REQUEST
Only a number is expected: how many lines in the data below contain the word "XSXMFC".

DATA TO PROCESS
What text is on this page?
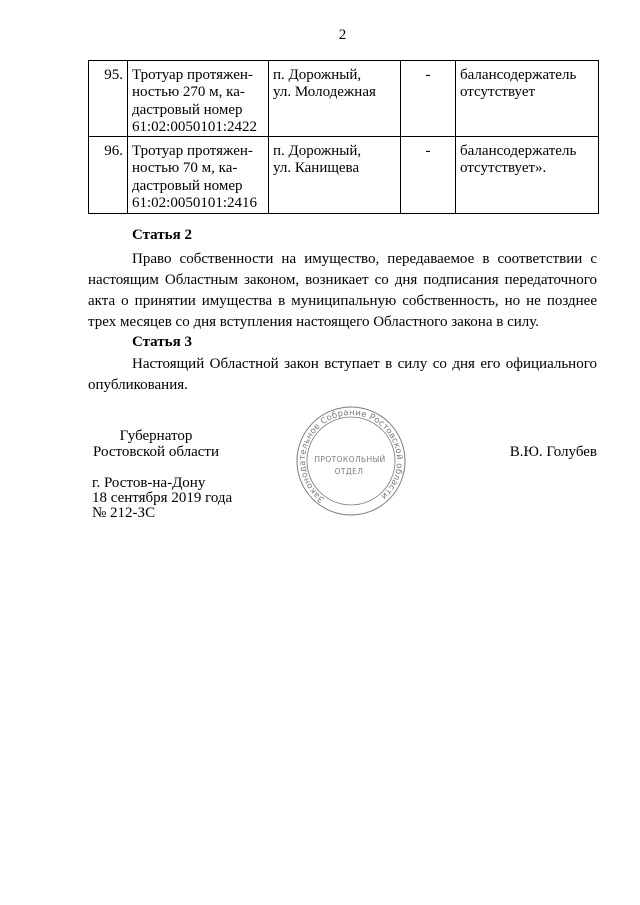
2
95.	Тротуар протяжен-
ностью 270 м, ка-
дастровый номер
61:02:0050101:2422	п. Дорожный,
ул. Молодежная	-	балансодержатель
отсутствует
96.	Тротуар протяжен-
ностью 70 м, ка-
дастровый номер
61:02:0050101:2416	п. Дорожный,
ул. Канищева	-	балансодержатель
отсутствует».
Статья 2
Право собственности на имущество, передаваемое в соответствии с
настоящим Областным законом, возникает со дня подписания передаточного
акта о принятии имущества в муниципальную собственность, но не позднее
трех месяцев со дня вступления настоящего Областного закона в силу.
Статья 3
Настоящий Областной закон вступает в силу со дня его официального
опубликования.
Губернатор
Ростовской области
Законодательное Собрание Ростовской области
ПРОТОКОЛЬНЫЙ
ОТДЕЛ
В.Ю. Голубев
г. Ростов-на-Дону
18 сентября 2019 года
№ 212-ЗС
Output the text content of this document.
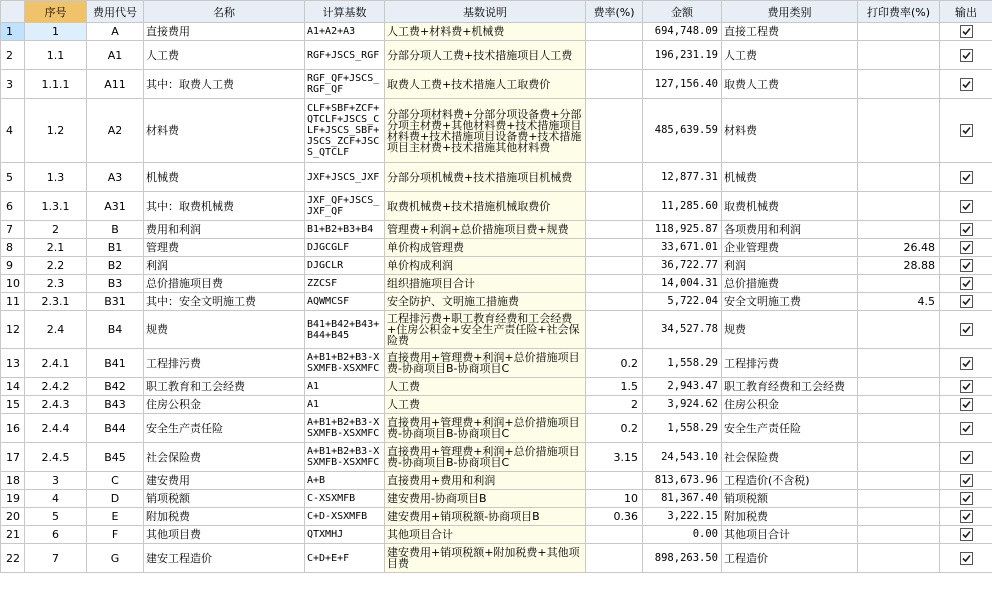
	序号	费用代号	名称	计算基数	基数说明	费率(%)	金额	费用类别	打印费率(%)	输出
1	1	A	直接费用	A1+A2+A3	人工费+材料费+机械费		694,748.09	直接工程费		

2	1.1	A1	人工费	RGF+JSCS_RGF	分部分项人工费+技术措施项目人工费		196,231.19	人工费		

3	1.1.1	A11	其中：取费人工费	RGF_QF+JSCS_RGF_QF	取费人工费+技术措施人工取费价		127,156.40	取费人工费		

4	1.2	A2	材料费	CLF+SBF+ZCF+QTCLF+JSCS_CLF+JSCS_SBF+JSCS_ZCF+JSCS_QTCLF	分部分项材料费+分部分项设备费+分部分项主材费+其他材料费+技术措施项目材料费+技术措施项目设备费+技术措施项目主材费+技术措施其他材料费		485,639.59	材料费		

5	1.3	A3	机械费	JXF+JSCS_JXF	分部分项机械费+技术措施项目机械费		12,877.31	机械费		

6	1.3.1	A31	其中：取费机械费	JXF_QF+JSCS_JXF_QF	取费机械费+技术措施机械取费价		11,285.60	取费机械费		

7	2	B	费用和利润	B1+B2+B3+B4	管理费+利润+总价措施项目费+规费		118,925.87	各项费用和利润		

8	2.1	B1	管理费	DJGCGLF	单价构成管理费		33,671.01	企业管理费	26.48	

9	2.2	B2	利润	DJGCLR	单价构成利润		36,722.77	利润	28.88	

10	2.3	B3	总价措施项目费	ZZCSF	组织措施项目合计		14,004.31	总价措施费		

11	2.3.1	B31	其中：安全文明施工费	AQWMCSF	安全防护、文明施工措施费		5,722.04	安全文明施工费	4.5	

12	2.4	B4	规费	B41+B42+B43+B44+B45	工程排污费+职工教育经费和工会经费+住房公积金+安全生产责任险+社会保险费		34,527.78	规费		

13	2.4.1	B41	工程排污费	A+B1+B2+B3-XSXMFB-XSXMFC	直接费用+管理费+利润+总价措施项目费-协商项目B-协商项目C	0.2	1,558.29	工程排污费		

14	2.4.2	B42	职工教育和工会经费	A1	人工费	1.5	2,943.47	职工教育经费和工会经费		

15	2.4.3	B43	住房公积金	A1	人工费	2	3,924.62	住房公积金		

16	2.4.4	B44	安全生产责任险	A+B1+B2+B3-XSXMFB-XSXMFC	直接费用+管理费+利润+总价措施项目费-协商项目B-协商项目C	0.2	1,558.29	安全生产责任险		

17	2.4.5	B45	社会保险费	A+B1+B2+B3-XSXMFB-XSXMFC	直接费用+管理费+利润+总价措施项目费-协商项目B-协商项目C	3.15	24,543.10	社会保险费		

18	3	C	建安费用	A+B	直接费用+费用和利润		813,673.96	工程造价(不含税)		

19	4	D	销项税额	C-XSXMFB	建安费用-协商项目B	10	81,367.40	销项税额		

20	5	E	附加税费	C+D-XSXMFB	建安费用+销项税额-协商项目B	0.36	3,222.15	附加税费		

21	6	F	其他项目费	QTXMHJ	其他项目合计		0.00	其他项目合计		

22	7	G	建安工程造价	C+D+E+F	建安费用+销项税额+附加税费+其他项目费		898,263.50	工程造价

RESPONSE TO THIS TASK
3